• WORK TO BE COMPLETED:
Report how many lines below contain the word "footpaths", and give only that number.

• THE INPUT:
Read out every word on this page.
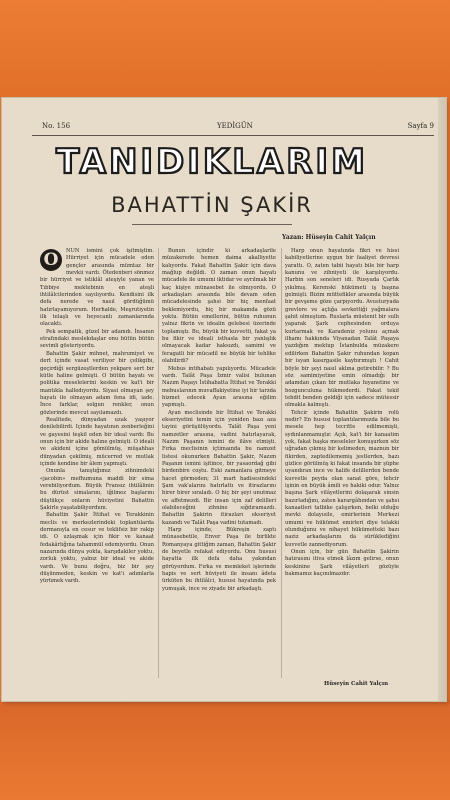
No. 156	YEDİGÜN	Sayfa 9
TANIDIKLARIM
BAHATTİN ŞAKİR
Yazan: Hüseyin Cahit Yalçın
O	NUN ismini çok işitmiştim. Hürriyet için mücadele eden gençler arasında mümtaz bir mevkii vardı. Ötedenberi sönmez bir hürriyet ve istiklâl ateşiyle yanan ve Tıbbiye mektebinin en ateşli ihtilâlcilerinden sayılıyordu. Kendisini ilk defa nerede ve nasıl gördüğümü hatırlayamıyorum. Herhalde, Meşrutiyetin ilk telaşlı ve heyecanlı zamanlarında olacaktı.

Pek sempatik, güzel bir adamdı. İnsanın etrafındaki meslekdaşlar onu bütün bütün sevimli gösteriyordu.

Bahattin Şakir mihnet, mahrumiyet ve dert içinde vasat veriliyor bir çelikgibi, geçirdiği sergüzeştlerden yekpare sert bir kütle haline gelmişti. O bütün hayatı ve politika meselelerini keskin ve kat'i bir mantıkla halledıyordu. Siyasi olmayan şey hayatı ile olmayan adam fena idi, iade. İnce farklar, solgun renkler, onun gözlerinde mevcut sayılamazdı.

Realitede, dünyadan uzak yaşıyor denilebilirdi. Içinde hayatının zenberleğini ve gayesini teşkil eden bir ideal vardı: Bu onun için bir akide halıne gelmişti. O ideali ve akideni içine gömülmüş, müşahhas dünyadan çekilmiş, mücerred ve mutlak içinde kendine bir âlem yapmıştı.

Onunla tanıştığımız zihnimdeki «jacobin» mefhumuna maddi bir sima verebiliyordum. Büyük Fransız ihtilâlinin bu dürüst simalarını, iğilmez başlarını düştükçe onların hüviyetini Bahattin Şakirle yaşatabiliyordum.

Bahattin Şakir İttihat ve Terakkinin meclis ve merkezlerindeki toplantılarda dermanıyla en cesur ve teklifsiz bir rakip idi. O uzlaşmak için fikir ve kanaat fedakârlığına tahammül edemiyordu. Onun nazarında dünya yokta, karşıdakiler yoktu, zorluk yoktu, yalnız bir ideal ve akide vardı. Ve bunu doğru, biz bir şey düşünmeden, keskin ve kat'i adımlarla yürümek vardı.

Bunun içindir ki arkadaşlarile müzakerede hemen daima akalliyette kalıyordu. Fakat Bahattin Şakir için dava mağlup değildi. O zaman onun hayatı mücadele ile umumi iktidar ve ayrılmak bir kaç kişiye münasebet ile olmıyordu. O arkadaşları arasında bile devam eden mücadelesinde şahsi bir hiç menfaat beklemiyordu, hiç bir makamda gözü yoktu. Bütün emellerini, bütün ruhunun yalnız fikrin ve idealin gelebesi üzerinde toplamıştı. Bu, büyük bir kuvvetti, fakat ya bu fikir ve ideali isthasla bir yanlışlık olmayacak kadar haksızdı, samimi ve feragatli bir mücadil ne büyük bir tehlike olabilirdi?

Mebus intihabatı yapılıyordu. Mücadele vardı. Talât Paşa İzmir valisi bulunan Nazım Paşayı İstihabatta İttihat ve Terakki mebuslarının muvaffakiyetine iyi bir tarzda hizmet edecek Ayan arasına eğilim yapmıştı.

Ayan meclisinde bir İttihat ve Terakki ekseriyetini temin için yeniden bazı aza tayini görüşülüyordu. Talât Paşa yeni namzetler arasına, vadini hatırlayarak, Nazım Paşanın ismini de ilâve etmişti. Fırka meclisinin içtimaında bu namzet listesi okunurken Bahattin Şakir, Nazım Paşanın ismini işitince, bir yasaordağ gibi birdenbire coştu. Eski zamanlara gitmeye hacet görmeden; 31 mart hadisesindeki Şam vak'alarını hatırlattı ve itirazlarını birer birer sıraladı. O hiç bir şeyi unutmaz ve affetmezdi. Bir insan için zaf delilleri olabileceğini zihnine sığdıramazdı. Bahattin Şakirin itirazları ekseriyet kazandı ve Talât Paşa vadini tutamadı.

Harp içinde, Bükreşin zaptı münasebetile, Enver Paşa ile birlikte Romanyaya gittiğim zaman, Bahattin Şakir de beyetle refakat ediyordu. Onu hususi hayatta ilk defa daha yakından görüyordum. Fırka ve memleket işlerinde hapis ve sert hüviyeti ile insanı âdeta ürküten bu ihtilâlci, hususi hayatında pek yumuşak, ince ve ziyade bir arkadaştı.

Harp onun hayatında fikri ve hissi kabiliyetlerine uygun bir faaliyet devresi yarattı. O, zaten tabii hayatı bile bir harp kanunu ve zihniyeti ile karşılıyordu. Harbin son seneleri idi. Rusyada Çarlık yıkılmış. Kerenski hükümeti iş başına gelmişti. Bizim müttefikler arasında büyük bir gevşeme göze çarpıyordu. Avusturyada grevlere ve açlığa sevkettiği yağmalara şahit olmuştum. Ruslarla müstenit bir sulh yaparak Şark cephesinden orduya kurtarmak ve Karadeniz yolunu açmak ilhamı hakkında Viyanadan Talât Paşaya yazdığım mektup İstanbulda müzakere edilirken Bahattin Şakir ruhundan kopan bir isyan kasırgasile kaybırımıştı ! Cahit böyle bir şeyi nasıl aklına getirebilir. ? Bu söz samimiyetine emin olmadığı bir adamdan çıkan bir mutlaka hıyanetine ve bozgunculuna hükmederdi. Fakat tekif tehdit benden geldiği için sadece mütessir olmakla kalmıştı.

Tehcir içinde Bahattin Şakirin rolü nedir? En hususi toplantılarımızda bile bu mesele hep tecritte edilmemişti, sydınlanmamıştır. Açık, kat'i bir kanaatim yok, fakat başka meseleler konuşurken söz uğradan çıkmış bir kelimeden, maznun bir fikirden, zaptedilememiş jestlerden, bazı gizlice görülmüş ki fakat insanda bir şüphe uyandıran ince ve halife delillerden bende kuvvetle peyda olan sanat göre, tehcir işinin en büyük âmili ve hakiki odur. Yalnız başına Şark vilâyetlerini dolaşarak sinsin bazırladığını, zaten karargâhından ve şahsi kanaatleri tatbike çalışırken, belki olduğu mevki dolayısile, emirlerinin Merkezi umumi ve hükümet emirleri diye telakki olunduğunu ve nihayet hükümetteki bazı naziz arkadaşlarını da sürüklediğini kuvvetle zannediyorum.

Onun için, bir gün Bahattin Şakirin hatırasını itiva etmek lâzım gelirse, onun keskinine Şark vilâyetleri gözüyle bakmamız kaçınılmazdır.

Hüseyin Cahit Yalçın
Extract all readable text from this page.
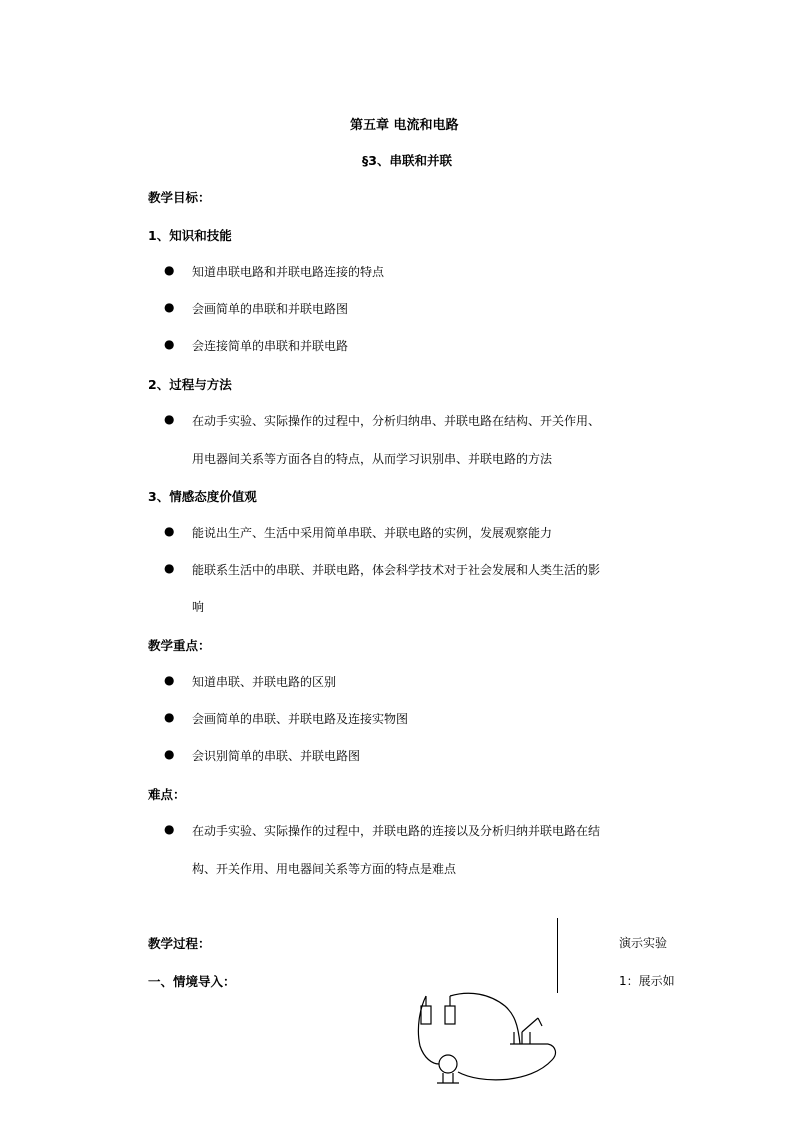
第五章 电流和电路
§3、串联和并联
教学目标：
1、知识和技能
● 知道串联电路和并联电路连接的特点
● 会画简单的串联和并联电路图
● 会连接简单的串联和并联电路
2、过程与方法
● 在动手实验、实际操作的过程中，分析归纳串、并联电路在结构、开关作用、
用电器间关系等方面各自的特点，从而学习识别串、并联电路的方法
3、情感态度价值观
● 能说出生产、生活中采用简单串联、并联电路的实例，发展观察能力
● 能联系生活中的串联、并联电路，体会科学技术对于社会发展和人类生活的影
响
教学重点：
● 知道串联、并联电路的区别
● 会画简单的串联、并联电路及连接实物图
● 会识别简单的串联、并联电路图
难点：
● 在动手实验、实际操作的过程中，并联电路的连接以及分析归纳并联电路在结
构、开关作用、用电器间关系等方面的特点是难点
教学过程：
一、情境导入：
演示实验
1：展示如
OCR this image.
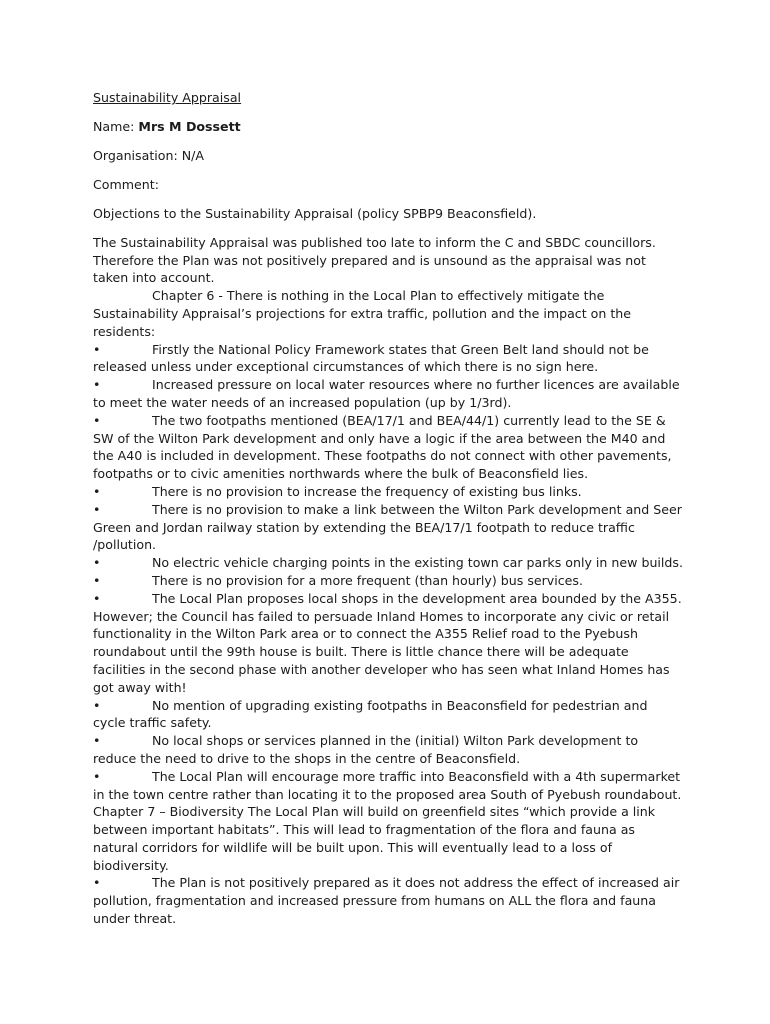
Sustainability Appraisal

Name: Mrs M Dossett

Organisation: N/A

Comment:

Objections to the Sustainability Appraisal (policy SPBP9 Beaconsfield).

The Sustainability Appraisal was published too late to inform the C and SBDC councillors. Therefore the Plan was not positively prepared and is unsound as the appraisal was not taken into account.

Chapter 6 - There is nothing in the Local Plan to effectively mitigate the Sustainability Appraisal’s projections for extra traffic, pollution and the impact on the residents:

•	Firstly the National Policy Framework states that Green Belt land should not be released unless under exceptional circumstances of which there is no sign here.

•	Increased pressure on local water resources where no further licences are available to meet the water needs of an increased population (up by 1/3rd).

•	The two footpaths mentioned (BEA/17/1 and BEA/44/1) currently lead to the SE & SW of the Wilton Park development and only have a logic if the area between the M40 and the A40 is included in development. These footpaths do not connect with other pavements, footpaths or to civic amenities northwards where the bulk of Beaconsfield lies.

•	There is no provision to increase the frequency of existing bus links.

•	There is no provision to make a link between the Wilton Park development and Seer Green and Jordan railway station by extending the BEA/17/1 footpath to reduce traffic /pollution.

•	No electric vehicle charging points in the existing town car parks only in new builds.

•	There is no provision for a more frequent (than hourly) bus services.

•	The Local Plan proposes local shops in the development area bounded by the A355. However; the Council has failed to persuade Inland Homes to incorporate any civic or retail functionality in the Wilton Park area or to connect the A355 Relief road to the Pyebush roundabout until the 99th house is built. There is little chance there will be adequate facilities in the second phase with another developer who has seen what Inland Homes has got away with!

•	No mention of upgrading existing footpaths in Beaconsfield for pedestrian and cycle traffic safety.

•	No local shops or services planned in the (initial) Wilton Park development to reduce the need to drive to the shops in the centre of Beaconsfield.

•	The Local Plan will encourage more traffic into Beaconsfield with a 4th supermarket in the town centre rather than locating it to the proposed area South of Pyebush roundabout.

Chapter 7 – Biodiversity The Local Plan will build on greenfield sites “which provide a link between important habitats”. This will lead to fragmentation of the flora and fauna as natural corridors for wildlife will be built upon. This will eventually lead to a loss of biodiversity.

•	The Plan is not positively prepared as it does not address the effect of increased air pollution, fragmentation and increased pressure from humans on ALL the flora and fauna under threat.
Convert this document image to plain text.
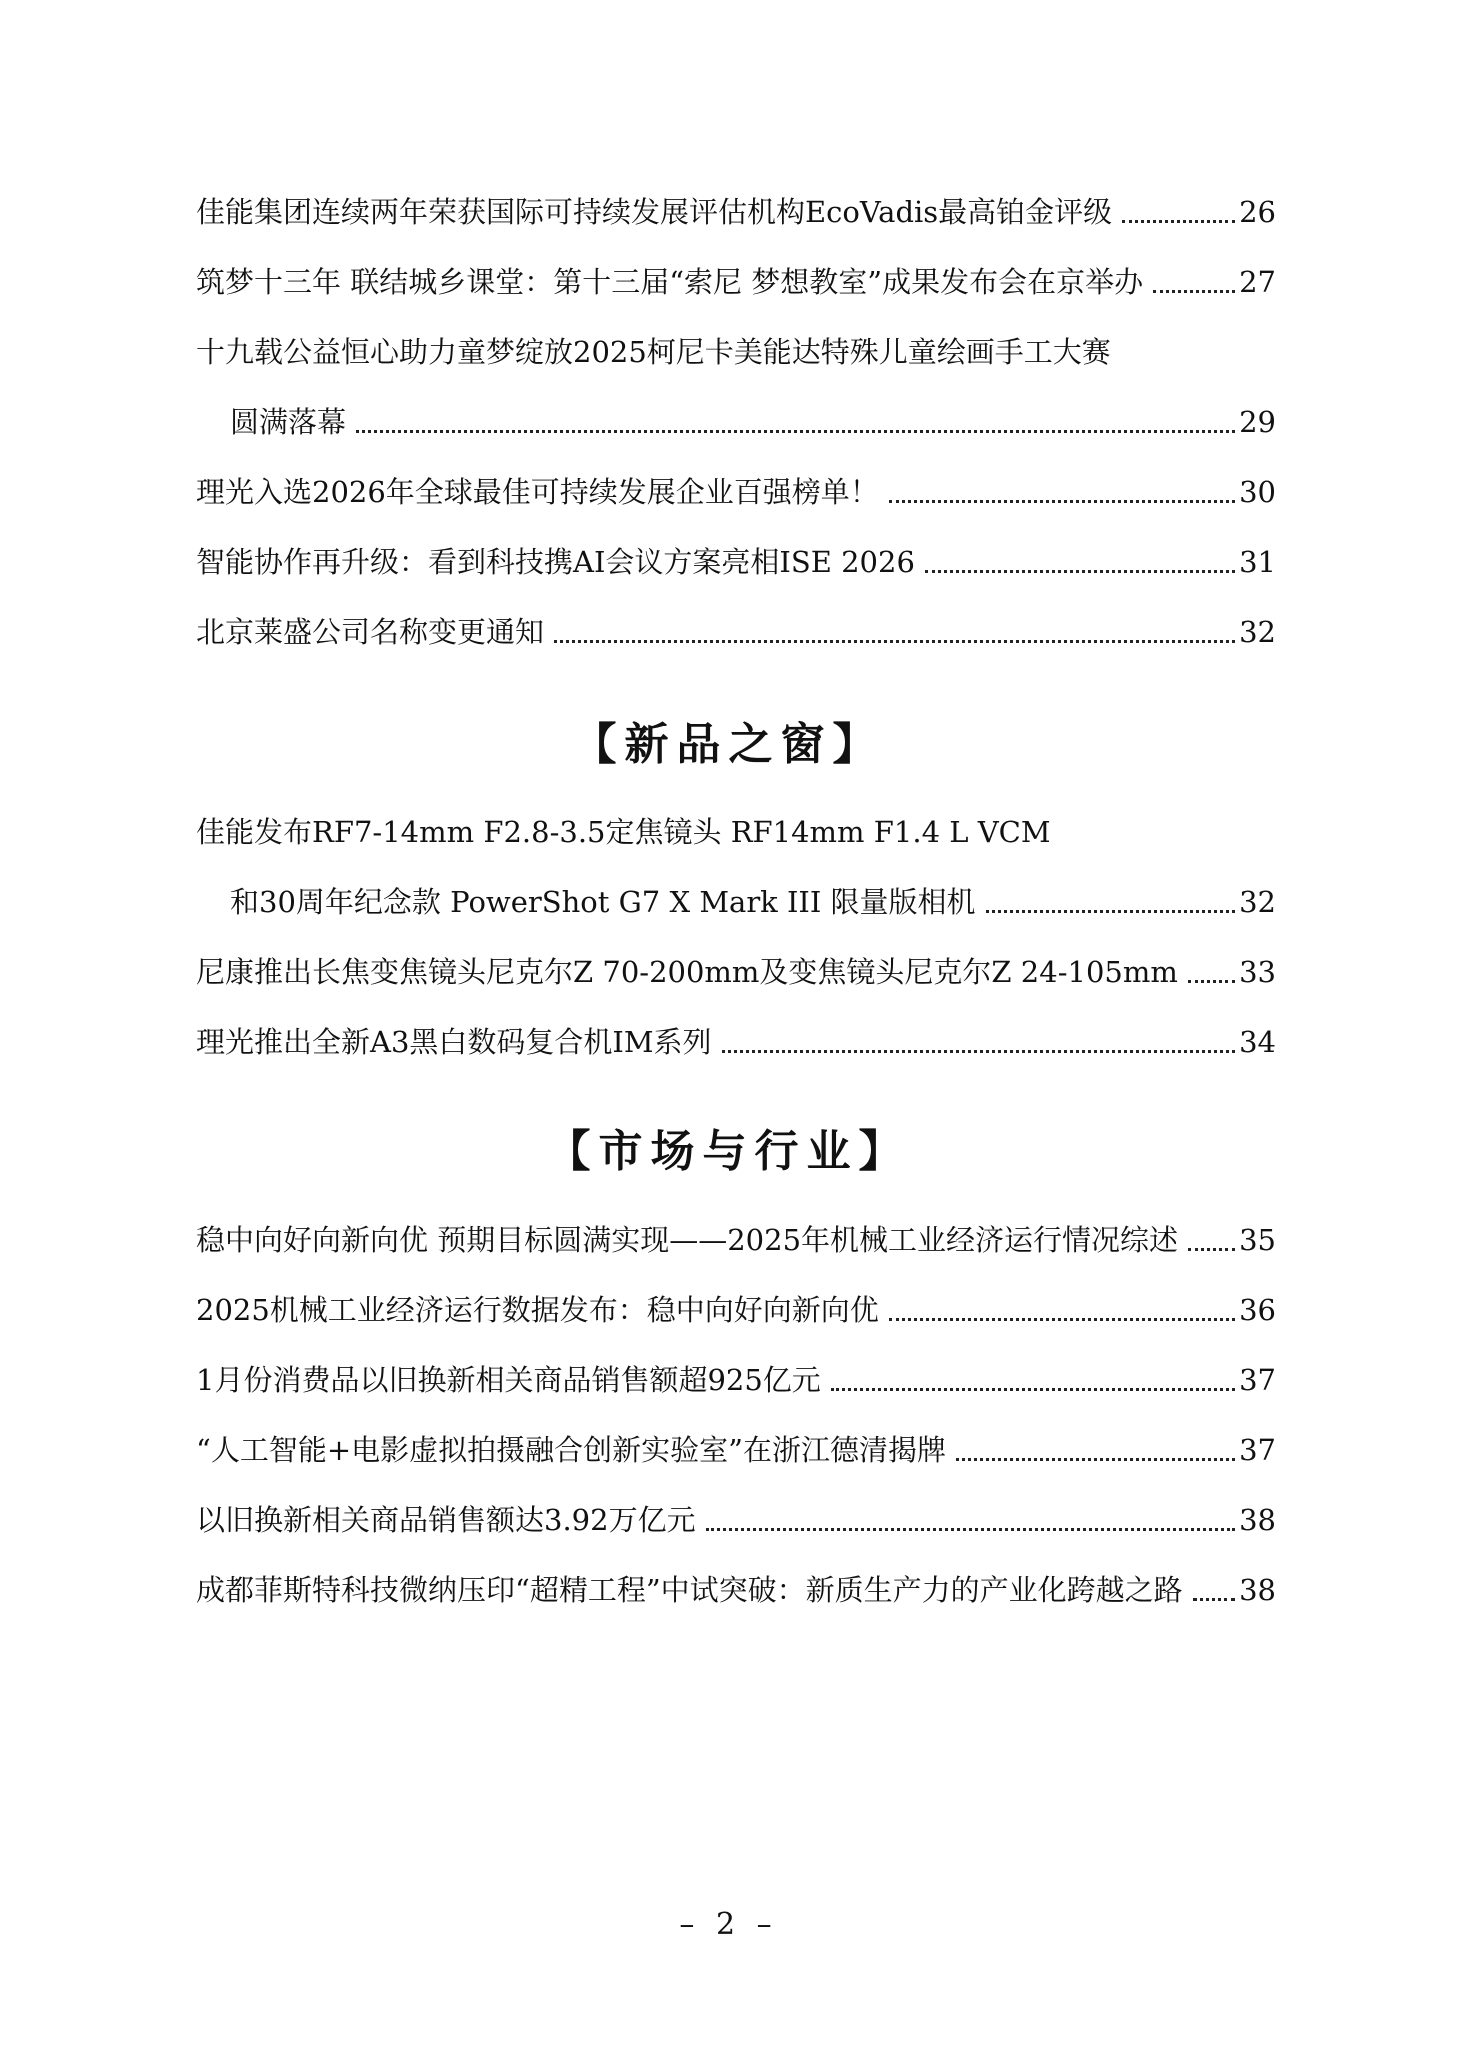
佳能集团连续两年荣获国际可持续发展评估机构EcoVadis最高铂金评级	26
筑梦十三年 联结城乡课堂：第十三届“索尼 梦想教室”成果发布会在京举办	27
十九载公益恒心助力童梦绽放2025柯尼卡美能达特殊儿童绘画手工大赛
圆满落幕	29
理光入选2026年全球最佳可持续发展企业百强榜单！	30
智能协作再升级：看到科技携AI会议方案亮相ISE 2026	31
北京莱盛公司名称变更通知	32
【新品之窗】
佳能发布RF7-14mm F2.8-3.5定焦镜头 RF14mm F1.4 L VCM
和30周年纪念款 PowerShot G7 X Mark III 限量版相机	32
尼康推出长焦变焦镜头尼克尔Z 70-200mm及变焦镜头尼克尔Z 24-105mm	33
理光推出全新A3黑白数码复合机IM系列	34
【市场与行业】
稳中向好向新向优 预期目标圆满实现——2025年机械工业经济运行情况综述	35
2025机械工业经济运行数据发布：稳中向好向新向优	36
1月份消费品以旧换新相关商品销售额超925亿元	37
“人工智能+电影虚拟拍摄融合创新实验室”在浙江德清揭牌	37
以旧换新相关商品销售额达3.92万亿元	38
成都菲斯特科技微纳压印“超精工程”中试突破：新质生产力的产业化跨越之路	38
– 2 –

• EXERCISE SOLUTION:
2